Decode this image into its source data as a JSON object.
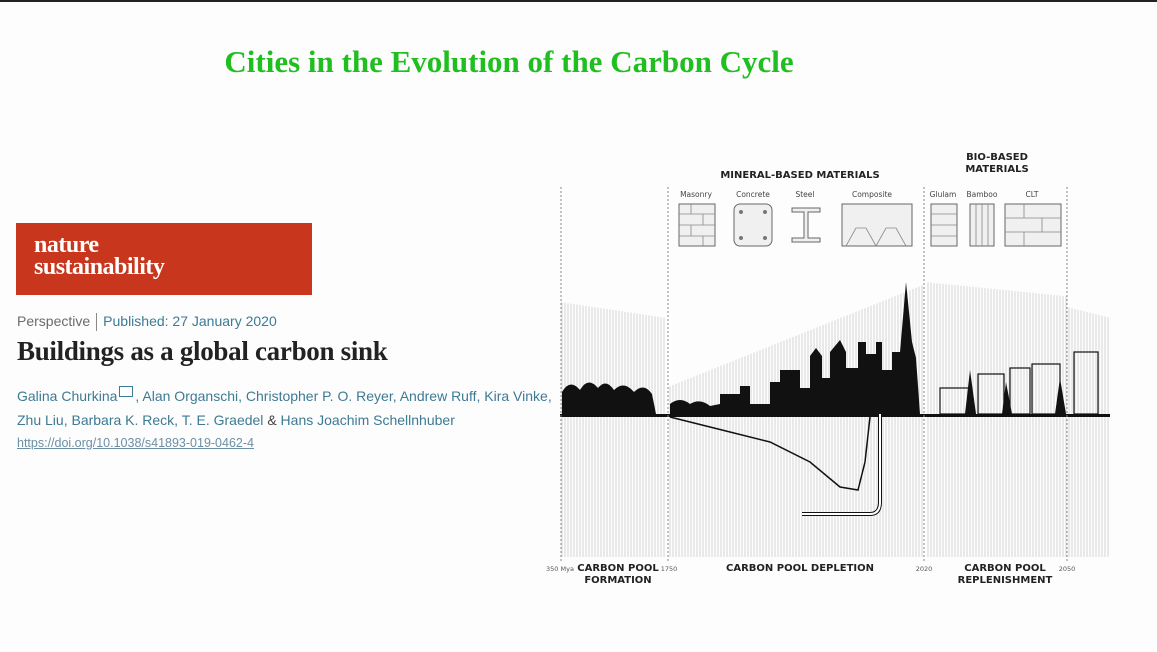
{
  "slide": {
    "title": "Cities in the Evolution of the Carbon Cycle"
  },
  "journal": {
    "logo_line1": "nature",
    "logo_line2": "sustainability",
    "brand_color": "#c8361d"
  },
  "article": {
    "type": "Perspective",
    "published": "Published: 27 January 2020",
    "title": "Buildings as a global carbon sink",
    "authors_line1_first": "Galina Churkina",
    "authors_line1_rest": ", Alan Organschi, Christopher P. O. Reyer, Andrew Ruff, Kira Vinke,",
    "authors_line2": "Zhu Liu, Barbara K. Reck, T. E. Graedel",
    "authors_amp": "&",
    "authors_last": "Hans Joachim Schellnhuber",
    "doi": "https://doi.org/10.1038/s41893-019-0462-4"
  },
  "figure": {
    "mineral_heading": "MINERAL-BASED MATERIALS",
    "bio_heading_1": "BIO-BASED",
    "bio_heading_2": "MATERIALS",
    "materials": [
      "Masonry",
      "Concrete",
      "Steel",
      "Composite",
      "Glulam",
      "Bamboo",
      "CLT"
    ],
    "timeline": {
      "t0": "350 Mya",
      "t1": "1750",
      "t2": "2020",
      "t3": "2050",
      "phase1_a": "CARBON POOL",
      "phase1_b": "FORMATION",
      "phase2": "CARBON POOL DEPLETION",
      "phase3_a": "CARBON POOL",
      "phase3_b": "REPLENISHMENT"
    }
  }
}
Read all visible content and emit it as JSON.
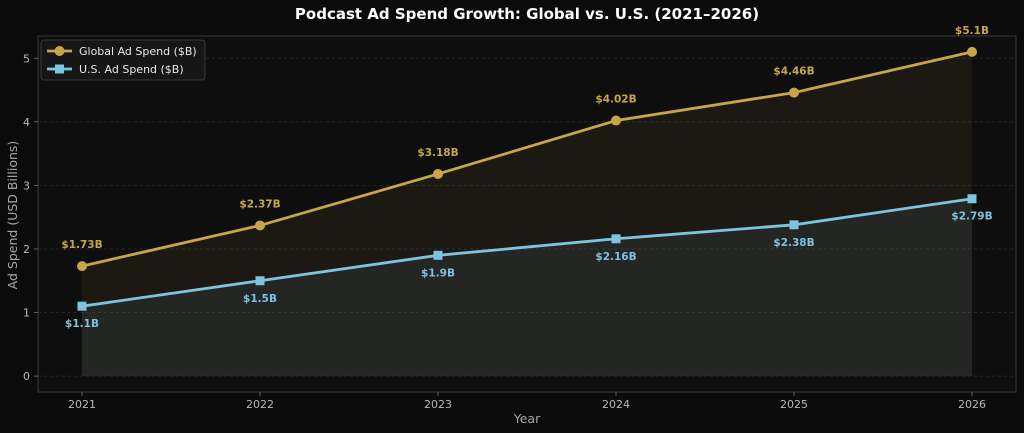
{
  "chart_data": {
    "type": "line",
    "title": "Podcast Ad Spend Growth: Global vs. U.S. (2021–2026)",
    "xlabel": "Year",
    "ylabel": "Ad Spend (USD Billions)",
    "categories": [
      "2021",
      "2022",
      "2023",
      "2024",
      "2025",
      "2026"
    ],
    "ylim": [
      -0.25,
      5.35
    ],
    "yticks": [
      0,
      1,
      2,
      3,
      4,
      5
    ],
    "grid": true,
    "legend_position": "top-left",
    "series": [
      {
        "name": "Global Ad Spend ($B)",
        "values": [
          1.73,
          2.37,
          3.18,
          4.02,
          4.46,
          5.1
        ],
        "labels": [
          "$1.73B",
          "$2.37B",
          "$3.18B",
          "$4.02B",
          "$4.46B",
          "$5.1B"
        ],
        "color": "#c9a54a",
        "marker": "circle",
        "label_position": "above"
      },
      {
        "name": "U.S. Ad Spend ($B)",
        "values": [
          1.1,
          1.5,
          1.9,
          2.16,
          2.38,
          2.79
        ],
        "labels": [
          "$1.1B",
          "$1.5B",
          "$1.9B",
          "$2.16B",
          "$2.38B",
          "$2.79B"
        ],
        "color": "#7ec3e0",
        "marker": "square",
        "label_position": "below"
      }
    ]
  },
  "colors": {
    "background": "#0b0b0b",
    "plot_background": "#0e0e0e",
    "axis_spine": "#3a3a3a",
    "grid": "#2c2c2c"
  }
}
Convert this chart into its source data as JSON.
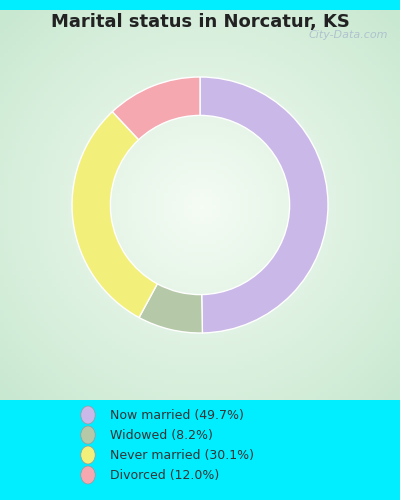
{
  "title": "Marital status in Norcatur, KS",
  "categories": [
    "Now married",
    "Widowed",
    "Never married",
    "Divorced"
  ],
  "values": [
    49.7,
    8.2,
    30.1,
    12.0
  ],
  "colors": [
    "#c9b8e8",
    "#b5c9a8",
    "#f2f07a",
    "#f5a8b0"
  ],
  "legend_labels": [
    "Now married (49.7%)",
    "Widowed (8.2%)",
    "Never married (30.1%)",
    "Divorced (12.0%)"
  ],
  "bg_color": "#00eeff",
  "chart_bg": "#d8ede0",
  "title_fontsize": 13,
  "watermark": "City-Data.com",
  "donut_width": 0.3,
  "startangle": 90
}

● PROMPT
Exactly as written, give again every line from the one containing "Read all visible content and emit it as JSON." through the last line of the material, both included, with the pictures left out.

● FINISHED ANSWER
Read all visible content and emit it as JSON.
{
  "chart_data": {
    "type": "line",
    "title": "Podcast Ad Spend Growth: Global vs. U.S. (2021–2026)",
    "xlabel": "Year",
    "ylabel": "Ad Spend (USD Billions)",
    "categories": [
      "2021",
      "2022",
      "2023",
      "2024",
      "2025",
      "2026"
    ],
    "ylim": [
      -0.25,
      5.35
    ],
    "yticks": [
      0,
      1,
      2,
      3,
      4,
      5
    ],
    "grid": true,
    "legend_position": "top-left",
    "series": [
      {
        "name": "Global Ad Spend ($B)",
        "values": [
          1.73,
          2.37,
          3.18,
          4.02,
          4.46,
          5.1
        ],
        "labels": [
          "$1.73B",
          "$2.37B",
          "$3.18B",
          "$4.02B",
          "$4.46B",
          "$5.1B"
        ],
        "color": "#c9a54a",
        "marker": "circle",
        "label_position": "above"
      },
      {
        "name": "U.S. Ad Spend ($B)",
        "values": [
          1.1,
          1.5,
          1.9,
          2.16,
          2.38,
          2.79
        ],
        "labels": [
          "$1.1B",
          "$1.5B",
          "$1.9B",
          "$2.16B",
          "$2.38B",
          "$2.79B"
        ],
        "color": "#7ec3e0",
        "marker": "square",
        "label_position": "below"
      }
    ]
  },
  "colors": {
    "background": "#0b0b0b",
    "plot_background": "#0e0e0e",
    "axis_spine": "#3a3a3a",
    "grid": "#2c2c2c"
  }
}
Convert this chart into its source data as JSON.
{
  "title": "Marital status in Norcatur, KS",
  "categories": [
    "Now married",
    "Widowed",
    "Never married",
    "Divorced"
  ],
  "values": [
    49.7,
    8.2,
    30.1,
    12.0
  ],
  "colors": [
    "#c9b8e8",
    "#b5c9a8",
    "#f2f07a",
    "#f5a8b0"
  ],
  "legend_labels": [
    "Now married (49.7%)",
    "Widowed (8.2%)",
    "Never married (30.1%)",
    "Divorced (12.0%)"
  ],
  "bg_color": "#00eeff",
  "chart_bg": "#d8ede0",
  "title_fontsize": 13,
  "watermark": "City-Data.com",
  "donut_width": 0.3,
  "startangle": 90
}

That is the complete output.